* Start THE DATA *

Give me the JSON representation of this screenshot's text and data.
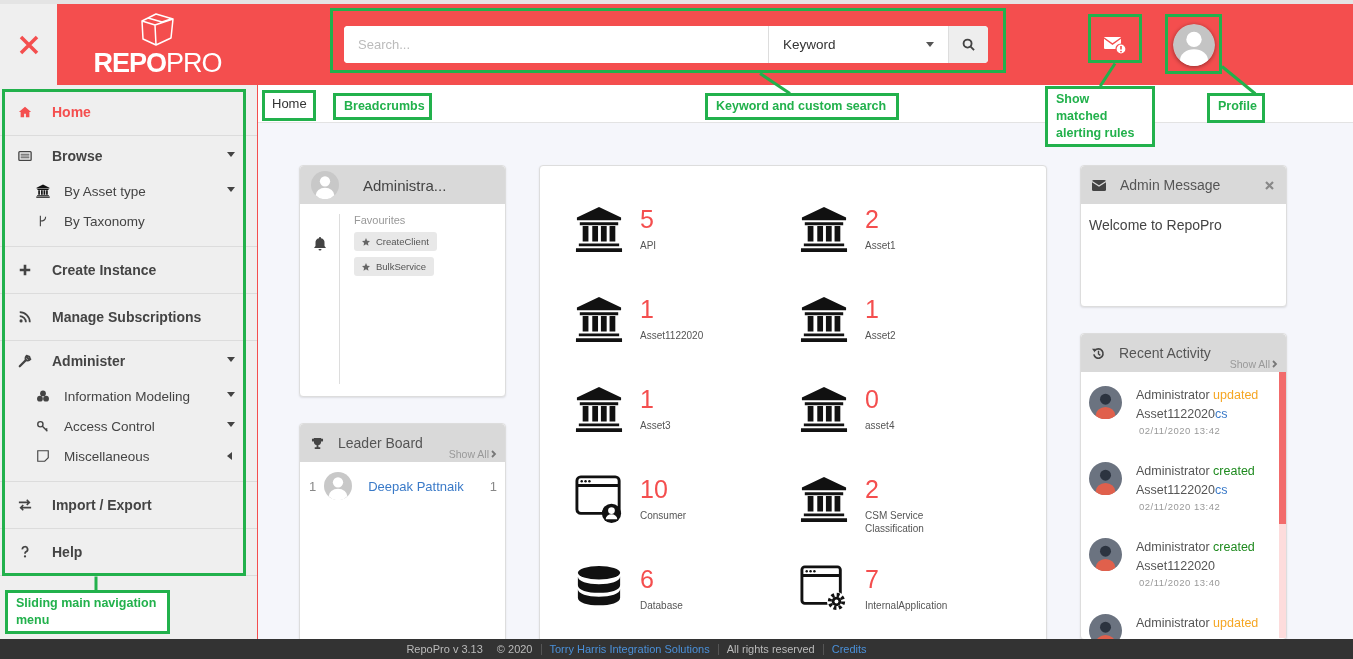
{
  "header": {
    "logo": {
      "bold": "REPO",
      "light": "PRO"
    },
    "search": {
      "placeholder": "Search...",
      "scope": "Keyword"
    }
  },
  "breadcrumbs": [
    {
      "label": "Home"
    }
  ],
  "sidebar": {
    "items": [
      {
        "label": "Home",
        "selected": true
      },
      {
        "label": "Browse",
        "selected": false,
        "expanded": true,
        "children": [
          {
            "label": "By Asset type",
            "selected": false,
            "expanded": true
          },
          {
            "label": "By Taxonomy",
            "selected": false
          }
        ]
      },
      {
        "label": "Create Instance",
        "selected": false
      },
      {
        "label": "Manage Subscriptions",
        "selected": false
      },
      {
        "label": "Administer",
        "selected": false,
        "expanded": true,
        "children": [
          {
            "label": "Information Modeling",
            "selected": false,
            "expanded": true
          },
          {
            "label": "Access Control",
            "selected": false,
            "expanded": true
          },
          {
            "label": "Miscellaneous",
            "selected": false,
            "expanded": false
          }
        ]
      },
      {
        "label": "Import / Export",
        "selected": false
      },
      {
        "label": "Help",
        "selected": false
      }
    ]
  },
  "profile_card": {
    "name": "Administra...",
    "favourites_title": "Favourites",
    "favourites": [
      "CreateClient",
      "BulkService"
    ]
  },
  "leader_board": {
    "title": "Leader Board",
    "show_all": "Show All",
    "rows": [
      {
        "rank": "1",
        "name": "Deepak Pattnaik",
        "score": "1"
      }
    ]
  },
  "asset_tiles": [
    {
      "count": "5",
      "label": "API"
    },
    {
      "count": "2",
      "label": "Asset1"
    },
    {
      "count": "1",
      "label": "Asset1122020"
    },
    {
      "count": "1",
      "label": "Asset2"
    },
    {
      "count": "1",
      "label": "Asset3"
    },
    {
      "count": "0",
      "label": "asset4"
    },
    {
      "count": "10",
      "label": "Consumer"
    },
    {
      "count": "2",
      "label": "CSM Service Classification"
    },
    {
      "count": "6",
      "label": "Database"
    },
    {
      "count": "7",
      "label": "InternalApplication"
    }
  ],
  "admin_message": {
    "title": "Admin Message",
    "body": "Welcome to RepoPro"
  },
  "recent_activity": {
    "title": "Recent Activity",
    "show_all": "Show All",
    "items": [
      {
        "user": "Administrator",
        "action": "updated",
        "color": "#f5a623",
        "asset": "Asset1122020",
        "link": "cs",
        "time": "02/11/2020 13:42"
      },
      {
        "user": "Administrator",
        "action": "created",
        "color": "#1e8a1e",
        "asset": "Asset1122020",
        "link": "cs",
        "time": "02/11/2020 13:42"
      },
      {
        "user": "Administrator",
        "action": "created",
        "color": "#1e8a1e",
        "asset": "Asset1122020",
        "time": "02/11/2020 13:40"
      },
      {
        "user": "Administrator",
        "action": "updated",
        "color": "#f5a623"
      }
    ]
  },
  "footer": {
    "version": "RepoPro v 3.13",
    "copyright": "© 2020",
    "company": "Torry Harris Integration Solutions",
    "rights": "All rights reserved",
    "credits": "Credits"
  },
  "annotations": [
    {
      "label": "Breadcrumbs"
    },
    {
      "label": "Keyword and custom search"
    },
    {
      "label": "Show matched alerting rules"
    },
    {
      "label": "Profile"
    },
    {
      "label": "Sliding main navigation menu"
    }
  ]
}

* End THE DATA *
* Start THE DATA *

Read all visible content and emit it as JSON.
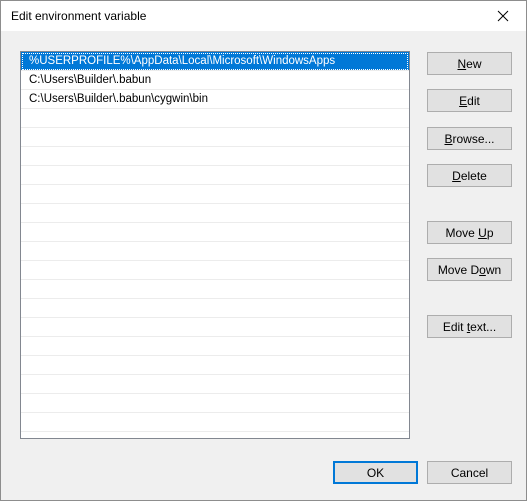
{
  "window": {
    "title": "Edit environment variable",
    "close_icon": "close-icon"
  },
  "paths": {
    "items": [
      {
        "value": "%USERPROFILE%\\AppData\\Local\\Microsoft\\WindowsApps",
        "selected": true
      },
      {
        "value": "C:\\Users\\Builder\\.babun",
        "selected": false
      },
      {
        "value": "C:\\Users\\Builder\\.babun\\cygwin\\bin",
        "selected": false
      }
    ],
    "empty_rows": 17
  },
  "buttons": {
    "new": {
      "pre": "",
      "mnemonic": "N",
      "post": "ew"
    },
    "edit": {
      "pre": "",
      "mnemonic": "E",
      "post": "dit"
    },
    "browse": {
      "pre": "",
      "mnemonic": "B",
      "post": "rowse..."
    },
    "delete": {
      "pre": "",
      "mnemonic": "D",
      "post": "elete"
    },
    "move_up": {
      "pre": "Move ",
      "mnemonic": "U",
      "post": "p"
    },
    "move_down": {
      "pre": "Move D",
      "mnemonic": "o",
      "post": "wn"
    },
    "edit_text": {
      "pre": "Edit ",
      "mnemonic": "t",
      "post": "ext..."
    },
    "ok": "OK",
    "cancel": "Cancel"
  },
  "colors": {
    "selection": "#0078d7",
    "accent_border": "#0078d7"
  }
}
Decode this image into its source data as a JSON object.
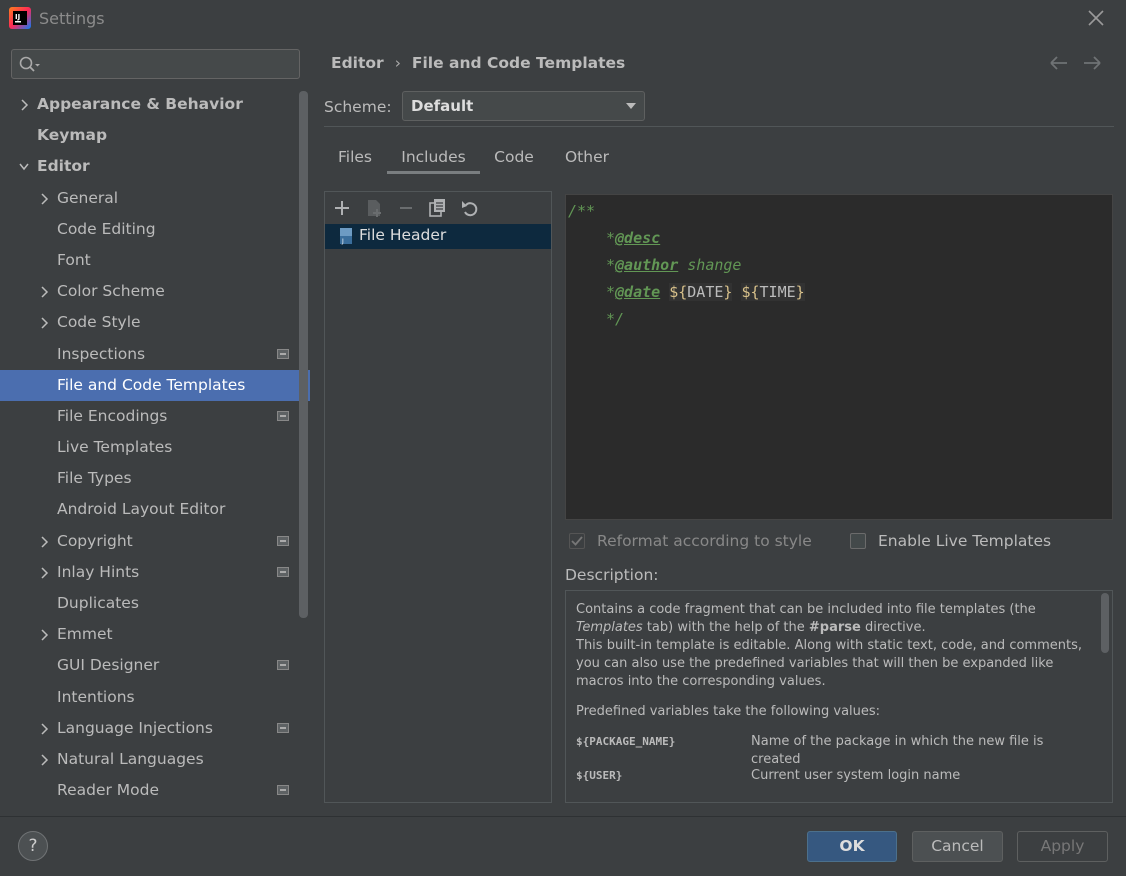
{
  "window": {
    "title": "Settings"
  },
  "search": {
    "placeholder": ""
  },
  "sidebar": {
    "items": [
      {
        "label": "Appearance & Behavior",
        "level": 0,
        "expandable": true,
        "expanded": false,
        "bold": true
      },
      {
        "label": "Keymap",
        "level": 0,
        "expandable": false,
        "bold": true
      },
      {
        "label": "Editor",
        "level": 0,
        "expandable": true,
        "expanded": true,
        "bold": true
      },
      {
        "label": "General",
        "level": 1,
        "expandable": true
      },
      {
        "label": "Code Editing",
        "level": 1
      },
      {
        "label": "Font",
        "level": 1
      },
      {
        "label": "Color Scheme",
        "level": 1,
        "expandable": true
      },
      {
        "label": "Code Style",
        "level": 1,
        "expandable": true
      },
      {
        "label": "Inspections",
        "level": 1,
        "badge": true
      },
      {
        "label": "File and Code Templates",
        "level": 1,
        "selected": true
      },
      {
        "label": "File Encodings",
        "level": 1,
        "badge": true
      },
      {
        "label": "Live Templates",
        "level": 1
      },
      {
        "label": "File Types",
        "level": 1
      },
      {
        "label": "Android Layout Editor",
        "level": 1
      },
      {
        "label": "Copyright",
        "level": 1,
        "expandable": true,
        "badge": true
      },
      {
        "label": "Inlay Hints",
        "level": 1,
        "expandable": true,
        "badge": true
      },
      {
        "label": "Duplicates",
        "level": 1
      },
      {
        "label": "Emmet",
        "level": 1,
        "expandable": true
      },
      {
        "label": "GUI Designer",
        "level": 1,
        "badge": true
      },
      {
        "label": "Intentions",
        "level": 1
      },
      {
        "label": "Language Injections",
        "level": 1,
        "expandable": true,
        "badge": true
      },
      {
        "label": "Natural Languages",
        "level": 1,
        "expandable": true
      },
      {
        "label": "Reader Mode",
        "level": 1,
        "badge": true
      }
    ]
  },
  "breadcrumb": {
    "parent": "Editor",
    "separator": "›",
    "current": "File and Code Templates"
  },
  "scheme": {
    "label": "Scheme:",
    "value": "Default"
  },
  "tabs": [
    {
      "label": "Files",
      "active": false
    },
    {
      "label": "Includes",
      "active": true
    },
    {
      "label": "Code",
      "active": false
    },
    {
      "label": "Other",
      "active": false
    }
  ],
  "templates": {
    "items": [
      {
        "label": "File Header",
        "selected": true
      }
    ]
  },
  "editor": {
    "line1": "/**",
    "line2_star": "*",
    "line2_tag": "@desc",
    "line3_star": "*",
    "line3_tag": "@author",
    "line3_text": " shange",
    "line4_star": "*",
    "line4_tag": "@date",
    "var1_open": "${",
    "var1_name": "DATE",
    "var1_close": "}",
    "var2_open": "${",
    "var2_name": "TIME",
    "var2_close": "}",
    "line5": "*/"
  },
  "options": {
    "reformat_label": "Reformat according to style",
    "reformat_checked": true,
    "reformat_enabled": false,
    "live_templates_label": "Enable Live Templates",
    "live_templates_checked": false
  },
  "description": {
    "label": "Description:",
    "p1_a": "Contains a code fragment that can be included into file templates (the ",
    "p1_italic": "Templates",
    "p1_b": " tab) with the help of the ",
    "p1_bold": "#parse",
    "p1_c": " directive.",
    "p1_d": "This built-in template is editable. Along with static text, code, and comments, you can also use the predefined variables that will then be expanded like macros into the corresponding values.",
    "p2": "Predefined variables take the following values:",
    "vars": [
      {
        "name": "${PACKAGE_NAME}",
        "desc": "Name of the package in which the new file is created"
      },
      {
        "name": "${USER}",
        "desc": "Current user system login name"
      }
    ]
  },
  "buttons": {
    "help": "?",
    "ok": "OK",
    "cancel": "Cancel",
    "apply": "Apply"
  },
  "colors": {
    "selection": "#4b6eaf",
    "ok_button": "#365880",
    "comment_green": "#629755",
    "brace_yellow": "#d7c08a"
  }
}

* End THE DATA *

• THE PROBLEM: Copy each line that holds the word "Builder".

• RESPONSE FOR THIS EXERCISE:
        "value": "C:\\Users\\Builder\\.babun",
        "value": "C:\\Users\\Builder\\.babun\\cygwin\\bin",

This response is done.